» Exercise description: Write out all of the data exactly as it appears.

---------- Provided data

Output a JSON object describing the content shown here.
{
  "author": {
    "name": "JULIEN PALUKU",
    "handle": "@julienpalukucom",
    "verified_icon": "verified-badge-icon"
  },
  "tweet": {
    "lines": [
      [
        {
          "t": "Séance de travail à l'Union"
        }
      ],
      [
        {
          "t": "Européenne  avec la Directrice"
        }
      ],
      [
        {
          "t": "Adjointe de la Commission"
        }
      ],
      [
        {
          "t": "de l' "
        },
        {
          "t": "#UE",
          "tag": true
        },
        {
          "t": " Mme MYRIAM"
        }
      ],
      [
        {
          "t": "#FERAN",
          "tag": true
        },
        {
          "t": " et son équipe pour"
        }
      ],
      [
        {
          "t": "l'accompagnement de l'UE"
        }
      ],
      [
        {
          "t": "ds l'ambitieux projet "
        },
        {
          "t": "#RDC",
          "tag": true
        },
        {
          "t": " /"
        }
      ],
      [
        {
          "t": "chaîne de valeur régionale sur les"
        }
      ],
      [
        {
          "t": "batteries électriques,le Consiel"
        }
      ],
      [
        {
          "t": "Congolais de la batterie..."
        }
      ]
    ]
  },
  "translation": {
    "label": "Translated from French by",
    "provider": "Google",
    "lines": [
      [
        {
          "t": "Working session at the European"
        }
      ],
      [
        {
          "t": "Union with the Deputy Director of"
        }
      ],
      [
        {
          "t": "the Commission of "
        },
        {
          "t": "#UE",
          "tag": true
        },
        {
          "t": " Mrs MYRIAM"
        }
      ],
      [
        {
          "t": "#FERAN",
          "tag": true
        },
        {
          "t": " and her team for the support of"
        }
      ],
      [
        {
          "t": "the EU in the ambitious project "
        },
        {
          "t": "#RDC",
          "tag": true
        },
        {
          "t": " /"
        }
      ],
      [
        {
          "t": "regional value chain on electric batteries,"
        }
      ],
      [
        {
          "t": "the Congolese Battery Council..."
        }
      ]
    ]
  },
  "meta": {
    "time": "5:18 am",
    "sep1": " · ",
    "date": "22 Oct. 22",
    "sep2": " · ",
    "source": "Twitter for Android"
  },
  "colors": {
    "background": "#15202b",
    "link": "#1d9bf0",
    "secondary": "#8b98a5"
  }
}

--------------------

» Full response:
Output a JSON object describing the content shown here.
{
  "author": {
    "name": "JULIEN PALUKU",
    "handle": "@julienpalukucom",
    "verified_icon": "verified-badge-icon"
  },
  "tweet": {
    "lines": [
      [
        {
          "t": "Séance de travail à l'Union"
        }
      ],
      [
        {
          "t": "Européenne  avec la Directrice"
        }
      ],
      [
        {
          "t": "Adjointe de la Commission"
        }
      ],
      [
        {
          "t": "de l' "
        },
        {
          "t": "#UE",
          "tag": true
        },
        {
          "t": " Mme MYRIAM"
        }
      ],
      [
        {
          "t": "#FERAN",
          "tag": true
        },
        {
          "t": " et son équipe pour"
        }
      ],
      [
        {
          "t": "l'accompagnement de l'UE"
        }
      ],
      [
        {
          "t": "ds l'ambitieux projet "
        },
        {
          "t": "#RDC",
          "tag": true
        },
        {
          "t": " /"
        }
      ],
      [
        {
          "t": "chaîne de valeur régionale sur les"
        }
      ],
      [
        {
          "t": "batteries électriques,le Consiel"
        }
      ],
      [
        {
          "t": "Congolais de la batterie..."
        }
      ]
    ]
  },
  "translation": {
    "label": "Translated from French by",
    "provider": "Google",
    "lines": [
      [
        {
          "t": "Working session at the European"
        }
      ],
      [
        {
          "t": "Union with the Deputy Director of"
        }
      ],
      [
        {
          "t": "the Commission of "
        },
        {
          "t": "#UE",
          "tag": true
        },
        {
          "t": " Mrs MYRIAM"
        }
      ],
      [
        {
          "t": "#FERAN",
          "tag": true
        },
        {
          "t": " and her team for the support of"
        }
      ],
      [
        {
          "t": "the EU in the ambitious project "
        },
        {
          "t": "#RDC",
          "tag": true
        },
        {
          "t": " /"
        }
      ],
      [
        {
          "t": "regional value chain on electric batteries,"
        }
      ],
      [
        {
          "t": "the Congolese Battery Council..."
        }
      ]
    ]
  },
  "meta": {
    "time": "5:18 am",
    "sep1": " · ",
    "date": "22 Oct. 22",
    "sep2": " · ",
    "source": "Twitter for Android"
  },
  "colors": {
    "background": "#15202b",
    "link": "#1d9bf0",
    "secondary": "#8b98a5"
  }
}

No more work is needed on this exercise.